═══ Reading text

# Biggest species of scorpion?



## mattsie23 (Sep 2, 2016)

Hello all, new here. 

I got my first pet scorpion in 2011, ever since I've been addicted to the fascinating creatures. Since 2011 I've had a variety of species, Urodacus Yaschenkoi, cervcophonius Squama, but my most recent addition is some beautiful Urodacus Elongatus, I have about 5 females (gravid) and 3 males.

Just wondering if these are the biggest species you can get in Australia? I'd kill for a emperor, but due to Australia's strict policies they are completely banned? Can you get any other scorpion species along side the Australian species? I mean the Australian species are beautiful, but not big enough  my biggest female Elongatus is close to 130mm with its tail laid flat, with its tail folded it's about 90mm (haven't actually taken measurements)

I'd be willing to swap/trade one or a pair for a larger species (if available) or another interesting species. 

Thank you  


Sent from my iPhone using Tapatalk


----------



## KingsReptiles (Sep 3, 2016)

largest aussie species is fliders ranges scorpion


----------



## CrazyNut (Sep 4, 2016)

Urodacud elongatus is the longest you can own however we have a larger species (name escapes me) but you can't get them legaly (well getting a legit legal one would be almost impodsible from memory).


----------



## mattsie23 (Sep 6, 2016)

CrazyNut said:


> Urodacud elongatus is the longest you can own however we have a larger species (name escapes me) but you can't get them legaly (well getting a legit legal one would be almost impodsible from memory).



I'll have to research these, hoping my Elongatus are gravid so I can sell some on


----------



## Milotic (Oct 20, 2016)

Emperor scorpion, the one like the boss in the movie Mummy


----------



## MichLaw (Jan 16, 2017)

I have a Urodacus planimanus and hes rather large 9CM or so and very cool looking. If you want the number to the breeder he still has some male adults available its $50 including shipping. He is also very active contradictory to what some websites say. Even when he has been fed and isnt hungry he still comes out every night. Although he looks much smaller than he actually is on my finger.


r




ALSO NOTICE I DID NOT PLACE HIM LIKE THAT, hes just a model


----------



## MichLaw (Jan 16, 2017)

Also here is a pic of the breeder holding him by a flinders range scorpion


----------



## Dippyboy (May 22, 2017)

Legally? Elongatus are one of the largest species you can own legally. Largest in Aus would be a toss up between Urodacus Excellens and Urodacus Centralis (I believe Centralis is slightly larger) but they are both rare as hens teeth in the pet trade and I believe Excellens are protected.


----------

══════
═══ Entries supplied

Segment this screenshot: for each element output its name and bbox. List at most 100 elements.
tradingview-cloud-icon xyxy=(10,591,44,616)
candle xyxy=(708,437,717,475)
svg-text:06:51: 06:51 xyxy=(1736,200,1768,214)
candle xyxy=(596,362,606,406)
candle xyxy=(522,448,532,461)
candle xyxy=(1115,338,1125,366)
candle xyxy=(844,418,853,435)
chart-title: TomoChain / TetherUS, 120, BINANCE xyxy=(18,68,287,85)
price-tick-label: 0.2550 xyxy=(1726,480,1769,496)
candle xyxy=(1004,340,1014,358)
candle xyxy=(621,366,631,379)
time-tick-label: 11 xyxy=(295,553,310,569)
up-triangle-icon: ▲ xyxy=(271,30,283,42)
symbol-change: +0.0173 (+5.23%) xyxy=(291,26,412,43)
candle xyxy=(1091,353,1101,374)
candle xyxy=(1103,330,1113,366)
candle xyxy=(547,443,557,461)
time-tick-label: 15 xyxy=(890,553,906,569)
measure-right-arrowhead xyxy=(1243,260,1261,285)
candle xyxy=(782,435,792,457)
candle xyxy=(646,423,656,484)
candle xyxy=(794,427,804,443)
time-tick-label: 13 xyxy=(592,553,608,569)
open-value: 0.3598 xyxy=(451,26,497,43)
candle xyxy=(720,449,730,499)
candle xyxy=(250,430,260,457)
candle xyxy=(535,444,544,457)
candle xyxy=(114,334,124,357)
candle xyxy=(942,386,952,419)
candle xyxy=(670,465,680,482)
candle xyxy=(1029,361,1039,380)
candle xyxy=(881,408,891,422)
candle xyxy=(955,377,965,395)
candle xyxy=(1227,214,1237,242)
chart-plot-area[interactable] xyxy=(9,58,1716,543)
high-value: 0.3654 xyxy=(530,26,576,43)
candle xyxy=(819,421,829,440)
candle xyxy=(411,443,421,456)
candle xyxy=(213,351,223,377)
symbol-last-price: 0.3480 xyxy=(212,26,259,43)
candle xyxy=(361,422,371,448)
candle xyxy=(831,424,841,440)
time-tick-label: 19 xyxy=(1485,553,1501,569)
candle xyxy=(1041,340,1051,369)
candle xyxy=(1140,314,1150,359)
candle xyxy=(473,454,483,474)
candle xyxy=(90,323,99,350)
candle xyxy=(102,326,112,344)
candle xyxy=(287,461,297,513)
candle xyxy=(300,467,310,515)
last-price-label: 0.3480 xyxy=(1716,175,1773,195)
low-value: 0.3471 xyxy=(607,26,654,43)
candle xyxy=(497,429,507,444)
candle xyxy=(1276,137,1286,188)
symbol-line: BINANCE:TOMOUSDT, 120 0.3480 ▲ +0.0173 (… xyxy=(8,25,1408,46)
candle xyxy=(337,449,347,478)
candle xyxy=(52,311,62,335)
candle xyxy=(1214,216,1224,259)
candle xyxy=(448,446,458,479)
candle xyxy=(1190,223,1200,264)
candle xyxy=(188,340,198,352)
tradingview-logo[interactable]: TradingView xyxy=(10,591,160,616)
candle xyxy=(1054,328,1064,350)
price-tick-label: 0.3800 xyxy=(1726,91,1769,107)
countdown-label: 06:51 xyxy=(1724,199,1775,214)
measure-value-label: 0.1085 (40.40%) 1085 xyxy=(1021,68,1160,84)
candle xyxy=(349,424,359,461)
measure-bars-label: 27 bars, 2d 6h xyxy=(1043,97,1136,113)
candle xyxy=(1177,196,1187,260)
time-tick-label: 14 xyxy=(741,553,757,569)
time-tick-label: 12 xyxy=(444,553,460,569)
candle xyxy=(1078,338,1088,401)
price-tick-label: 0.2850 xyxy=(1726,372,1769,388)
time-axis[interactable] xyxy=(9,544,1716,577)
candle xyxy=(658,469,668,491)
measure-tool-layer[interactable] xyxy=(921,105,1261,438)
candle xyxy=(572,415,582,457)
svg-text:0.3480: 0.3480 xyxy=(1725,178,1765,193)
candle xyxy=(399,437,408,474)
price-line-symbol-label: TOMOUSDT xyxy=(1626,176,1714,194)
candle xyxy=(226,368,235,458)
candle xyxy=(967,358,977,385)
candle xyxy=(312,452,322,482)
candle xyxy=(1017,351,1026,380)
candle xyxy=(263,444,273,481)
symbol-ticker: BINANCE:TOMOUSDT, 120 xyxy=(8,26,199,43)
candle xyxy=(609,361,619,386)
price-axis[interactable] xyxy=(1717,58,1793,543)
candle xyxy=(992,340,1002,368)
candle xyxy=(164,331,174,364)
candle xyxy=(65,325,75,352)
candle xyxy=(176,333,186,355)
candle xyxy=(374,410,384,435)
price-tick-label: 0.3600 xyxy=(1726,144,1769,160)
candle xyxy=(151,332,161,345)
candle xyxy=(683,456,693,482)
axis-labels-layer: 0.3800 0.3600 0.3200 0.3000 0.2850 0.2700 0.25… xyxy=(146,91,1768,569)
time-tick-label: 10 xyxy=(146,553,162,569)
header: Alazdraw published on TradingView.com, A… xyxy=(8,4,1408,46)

══════

▸ **To do**
In the scorpion thread, transcribe everything from "## mattsie23 (Sep 2, 2016)" down to "and 3 males.".

▸ **Final answer**
## mattsie23 (Sep 2, 2016)

Hello all, new here. 

I got my first pet scorpion in 2011, ever since I've been addicted to the fascinating creatures. Since 2011 I've had a variety of species, Urodacus Yaschenkoi, cervcophonius Squama, but my most recent addition is some beautiful Urodacus Elongatus, I have about 5 females (gravid) and 3 males.